* WRITTEN REQUEST *
Print all entries word for word.

Saved data entries:
========================================================================

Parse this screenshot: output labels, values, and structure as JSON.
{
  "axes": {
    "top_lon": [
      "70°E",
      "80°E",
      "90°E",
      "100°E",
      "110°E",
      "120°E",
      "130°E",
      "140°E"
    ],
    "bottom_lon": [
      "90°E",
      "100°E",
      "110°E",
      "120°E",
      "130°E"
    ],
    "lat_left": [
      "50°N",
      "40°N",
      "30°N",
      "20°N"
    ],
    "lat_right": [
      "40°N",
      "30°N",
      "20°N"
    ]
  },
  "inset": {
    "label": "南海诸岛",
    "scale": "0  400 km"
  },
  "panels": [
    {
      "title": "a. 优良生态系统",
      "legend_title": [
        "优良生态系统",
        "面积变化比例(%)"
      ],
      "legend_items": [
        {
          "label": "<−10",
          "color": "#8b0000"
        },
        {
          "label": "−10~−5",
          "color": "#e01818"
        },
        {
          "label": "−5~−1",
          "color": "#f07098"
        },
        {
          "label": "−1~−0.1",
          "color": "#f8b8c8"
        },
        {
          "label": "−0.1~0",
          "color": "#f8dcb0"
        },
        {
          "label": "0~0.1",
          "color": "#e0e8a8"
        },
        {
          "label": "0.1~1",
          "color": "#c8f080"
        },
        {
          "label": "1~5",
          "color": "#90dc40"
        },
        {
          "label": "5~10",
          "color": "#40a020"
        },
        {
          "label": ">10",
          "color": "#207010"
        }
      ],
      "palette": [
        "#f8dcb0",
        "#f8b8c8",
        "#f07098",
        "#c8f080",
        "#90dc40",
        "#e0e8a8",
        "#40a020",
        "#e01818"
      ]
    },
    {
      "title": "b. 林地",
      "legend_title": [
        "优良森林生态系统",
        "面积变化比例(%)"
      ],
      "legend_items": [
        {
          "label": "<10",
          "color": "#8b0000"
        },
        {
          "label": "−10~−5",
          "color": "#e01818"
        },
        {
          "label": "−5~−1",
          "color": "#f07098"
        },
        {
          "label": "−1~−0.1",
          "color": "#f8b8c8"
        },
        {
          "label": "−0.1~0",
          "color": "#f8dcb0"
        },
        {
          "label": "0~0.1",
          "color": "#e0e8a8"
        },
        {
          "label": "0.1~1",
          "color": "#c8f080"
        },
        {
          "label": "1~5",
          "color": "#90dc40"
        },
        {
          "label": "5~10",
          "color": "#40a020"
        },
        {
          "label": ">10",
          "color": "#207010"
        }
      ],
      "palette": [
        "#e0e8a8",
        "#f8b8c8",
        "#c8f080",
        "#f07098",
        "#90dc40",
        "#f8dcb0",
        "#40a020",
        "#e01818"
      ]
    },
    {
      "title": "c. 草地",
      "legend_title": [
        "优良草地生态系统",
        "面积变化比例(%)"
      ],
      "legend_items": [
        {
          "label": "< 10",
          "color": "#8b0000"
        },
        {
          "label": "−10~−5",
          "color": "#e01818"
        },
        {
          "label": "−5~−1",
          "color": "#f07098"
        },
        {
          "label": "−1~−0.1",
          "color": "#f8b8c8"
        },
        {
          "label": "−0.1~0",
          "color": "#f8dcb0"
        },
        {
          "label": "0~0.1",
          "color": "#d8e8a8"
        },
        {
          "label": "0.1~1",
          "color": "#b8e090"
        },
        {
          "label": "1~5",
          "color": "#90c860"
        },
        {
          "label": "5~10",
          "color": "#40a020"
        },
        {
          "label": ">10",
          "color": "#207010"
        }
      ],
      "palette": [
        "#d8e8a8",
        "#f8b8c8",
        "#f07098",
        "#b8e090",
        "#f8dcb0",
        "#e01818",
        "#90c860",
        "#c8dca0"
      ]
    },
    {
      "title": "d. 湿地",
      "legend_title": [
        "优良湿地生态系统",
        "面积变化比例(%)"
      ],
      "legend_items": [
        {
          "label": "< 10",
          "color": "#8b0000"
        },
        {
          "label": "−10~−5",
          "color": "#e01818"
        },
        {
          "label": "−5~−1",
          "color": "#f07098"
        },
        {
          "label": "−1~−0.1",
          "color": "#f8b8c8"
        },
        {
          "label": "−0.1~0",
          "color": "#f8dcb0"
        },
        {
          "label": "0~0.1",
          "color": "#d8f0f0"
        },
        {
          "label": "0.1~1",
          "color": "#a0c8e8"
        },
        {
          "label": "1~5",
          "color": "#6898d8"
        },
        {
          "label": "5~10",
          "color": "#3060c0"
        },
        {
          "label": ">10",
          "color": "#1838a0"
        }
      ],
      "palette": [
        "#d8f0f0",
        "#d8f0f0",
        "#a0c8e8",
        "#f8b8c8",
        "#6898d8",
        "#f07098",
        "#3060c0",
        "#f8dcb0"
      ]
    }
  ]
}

========================================================================

* TASK ANSWER *
Parse this screenshot: output labels, values, and structure as JSON.
{
  "axes": {
    "top_lon": [
      "70°E",
      "80°E",
      "90°E",
      "100°E",
      "110°E",
      "120°E",
      "130°E",
      "140°E"
    ],
    "bottom_lon": [
      "90°E",
      "100°E",
      "110°E",
      "120°E",
      "130°E"
    ],
    "lat_left": [
      "50°N",
      "40°N",
      "30°N",
      "20°N"
    ],
    "lat_right": [
      "40°N",
      "30°N",
      "20°N"
    ]
  },
  "inset": {
    "label": "南海诸岛",
    "scale": "0  400 km"
  },
  "panels": [
    {
      "title": "a. 优良生态系统",
      "legend_title": [
        "优良生态系统",
        "面积变化比例(%)"
      ],
      "legend_items": [
        {
          "label": "<−10",
          "color": "#8b0000"
        },
        {
          "label": "−10~−5",
          "color": "#e01818"
        },
        {
          "label": "−5~−1",
          "color": "#f07098"
        },
        {
          "label": "−1~−0.1",
          "color": "#f8b8c8"
        },
        {
          "label": "−0.1~0",
          "color": "#f8dcb0"
        },
        {
          "label": "0~0.1",
          "color": "#e0e8a8"
        },
        {
          "label": "0.1~1",
          "color": "#c8f080"
        },
        {
          "label": "1~5",
          "color": "#90dc40"
        },
        {
          "label": "5~10",
          "color": "#40a020"
        },
        {
          "label": ">10",
          "color": "#207010"
        }
      ],
      "palette": [
        "#f8dcb0",
        "#f8b8c8",
        "#f07098",
        "#c8f080",
        "#90dc40",
        "#e0e8a8",
        "#40a020",
        "#e01818"
      ]
    },
    {
      "title": "b. 林地",
      "legend_title": [
        "优良森林生态系统",
        "面积变化比例(%)"
      ],
      "legend_items": [
        {
          "label": "<10",
          "color": "#8b0000"
        },
        {
          "label": "−10~−5",
          "color": "#e01818"
        },
        {
          "label": "−5~−1",
          "color": "#f07098"
        },
        {
          "label": "−1~−0.1",
          "color": "#f8b8c8"
        },
        {
          "label": "−0.1~0",
          "color": "#f8dcb0"
        },
        {
          "label": "0~0.1",
          "color": "#e0e8a8"
        },
        {
          "label": "0.1~1",
          "color": "#c8f080"
        },
        {
          "label": "1~5",
          "color": "#90dc40"
        },
        {
          "label": "5~10",
          "color": "#40a020"
        },
        {
          "label": ">10",
          "color": "#207010"
        }
      ],
      "palette": [
        "#e0e8a8",
        "#f8b8c8",
        "#c8f080",
        "#f07098",
        "#90dc40",
        "#f8dcb0",
        "#40a020",
        "#e01818"
      ]
    },
    {
      "title": "c. 草地",
      "legend_title": [
        "优良草地生态系统",
        "面积变化比例(%)"
      ],
      "legend_items": [
        {
          "label": "< 10",
          "color": "#8b0000"
        },
        {
          "label": "−10~−5",
          "color": "#e01818"
        },
        {
          "label": "−5~−1",
          "color": "#f07098"
        },
        {
          "label": "−1~−0.1",
          "color": "#f8b8c8"
        },
        {
          "label": "−0.1~0",
          "color": "#f8dcb0"
        },
        {
          "label": "0~0.1",
          "color": "#d8e8a8"
        },
        {
          "label": "0.1~1",
          "color": "#b8e090"
        },
        {
          "label": "1~5",
          "color": "#90c860"
        },
        {
          "label": "5~10",
          "color": "#40a020"
        },
        {
          "label": ">10",
          "color": "#207010"
        }
      ],
      "palette": [
        "#d8e8a8",
        "#f8b8c8",
        "#f07098",
        "#b8e090",
        "#f8dcb0",
        "#e01818",
        "#90c860",
        "#c8dca0"
      ]
    },
    {
      "title": "d. 湿地",
      "legend_title": [
        "优良湿地生态系统",
        "面积变化比例(%)"
      ],
      "legend_items": [
        {
          "label": "< 10",
          "color": "#8b0000"
        },
        {
          "label": "−10~−5",
          "color": "#e01818"
        },
        {
          "label": "−5~−1",
          "color": "#f07098"
        },
        {
          "label": "−1~−0.1",
          "color": "#f8b8c8"
        },
        {
          "label": "−0.1~0",
          "color": "#f8dcb0"
        },
        {
          "label": "0~0.1",
          "color": "#d8f0f0"
        },
        {
          "label": "0.1~1",
          "color": "#a0c8e8"
        },
        {
          "label": "1~5",
          "color": "#6898d8"
        },
        {
          "label": "5~10",
          "color": "#3060c0"
        },
        {
          "label": ">10",
          "color": "#1838a0"
        }
      ],
      "palette": [
        "#d8f0f0",
        "#d8f0f0",
        "#a0c8e8",
        "#f8b8c8",
        "#6898d8",
        "#f07098",
        "#3060c0",
        "#f8dcb0"
      ]
    }
  ]
}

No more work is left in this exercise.